(SHORT PROBLEM):
Every record below is to be retyped exactly.

(MATERIAL FOR THIS TASK):
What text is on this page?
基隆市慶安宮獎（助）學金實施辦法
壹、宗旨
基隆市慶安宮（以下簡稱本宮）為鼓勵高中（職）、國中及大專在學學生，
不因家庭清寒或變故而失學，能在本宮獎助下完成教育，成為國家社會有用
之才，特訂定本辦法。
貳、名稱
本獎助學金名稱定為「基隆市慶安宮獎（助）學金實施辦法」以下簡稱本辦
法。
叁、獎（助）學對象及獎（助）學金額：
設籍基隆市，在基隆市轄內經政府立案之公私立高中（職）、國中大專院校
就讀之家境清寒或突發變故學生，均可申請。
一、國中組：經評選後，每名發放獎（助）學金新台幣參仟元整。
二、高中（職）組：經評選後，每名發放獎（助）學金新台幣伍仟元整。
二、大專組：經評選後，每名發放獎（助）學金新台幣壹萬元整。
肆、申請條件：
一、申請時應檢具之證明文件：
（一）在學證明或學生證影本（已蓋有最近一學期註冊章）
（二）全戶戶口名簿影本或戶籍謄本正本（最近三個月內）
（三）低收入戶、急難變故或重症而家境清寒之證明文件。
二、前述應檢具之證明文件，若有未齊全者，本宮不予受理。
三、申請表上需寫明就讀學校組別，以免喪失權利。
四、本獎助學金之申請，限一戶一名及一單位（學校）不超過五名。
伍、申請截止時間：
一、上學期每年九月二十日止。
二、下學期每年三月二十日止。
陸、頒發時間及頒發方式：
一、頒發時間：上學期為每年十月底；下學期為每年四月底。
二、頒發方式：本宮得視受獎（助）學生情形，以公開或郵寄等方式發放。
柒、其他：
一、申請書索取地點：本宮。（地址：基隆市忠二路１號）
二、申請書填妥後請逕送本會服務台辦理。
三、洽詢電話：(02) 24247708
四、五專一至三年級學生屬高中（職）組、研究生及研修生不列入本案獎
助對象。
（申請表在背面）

(ANSWER):
What text is on this page?
基隆市慶安宮獎（助）學金實施辦法
壹、宗旨
基隆市慶安宮（以下簡稱本宮）為鼓勵高中（職）、國中及大專在學學生，
不因家庭清寒或變故而失學，能在本宮獎助下完成教育，成為國家社會有用
之才，特訂定本辦法。
貳、名稱
本獎助學金名稱定為「基隆市慶安宮獎（助）學金實施辦法」以下簡稱本辦
法。
叁、獎（助）學對象及獎（助）學金額：
設籍基隆市，在基隆市轄內經政府立案之公私立高中（職）、國中大專院校
就讀之家境清寒或突發變故學生，均可申請。
一、國中組：經評選後，每名發放獎（助）學金新台幣參仟元整。
二、高中（職）組：經評選後，每名發放獎（助）學金新台幣伍仟元整。
二、大專組：經評選後，每名發放獎（助）學金新台幣壹萬元整。
肆、申請條件：
一、申請時應檢具之證明文件：
（一）在學證明或學生證影本（已蓋有最近一學期註冊章）
（二）全戶戶口名簿影本或戶籍謄本正本（最近三個月內）
（三）低收入戶、急難變故或重症而家境清寒之證明文件。
二、前述應檢具之證明文件，若有未齊全者，本宮不予受理。
三、申請表上需寫明就讀學校組別，以免喪失權利。
四、本獎助學金之申請，限一戶一名及一單位（學校）不超過五名。
伍、申請截止時間：
一、上學期每年九月二十日止。
二、下學期每年三月二十日止。
陸、頒發時間及頒發方式：
一、頒發時間：上學期為每年十月底；下學期為每年四月底。
二、頒發方式：本宮得視受獎（助）學生情形，以公開或郵寄等方式發放。
柒、其他：
一、申請書索取地點：本宮。（地址：基隆市忠二路１號）
二、申請書填妥後請逕送本會服務台辦理。
三、洽詢電話：(02) 24247708
四、五專一至三年級學生屬高中（職）組、研究生及研修生不列入本案獎
助對象。
（申請表在背面）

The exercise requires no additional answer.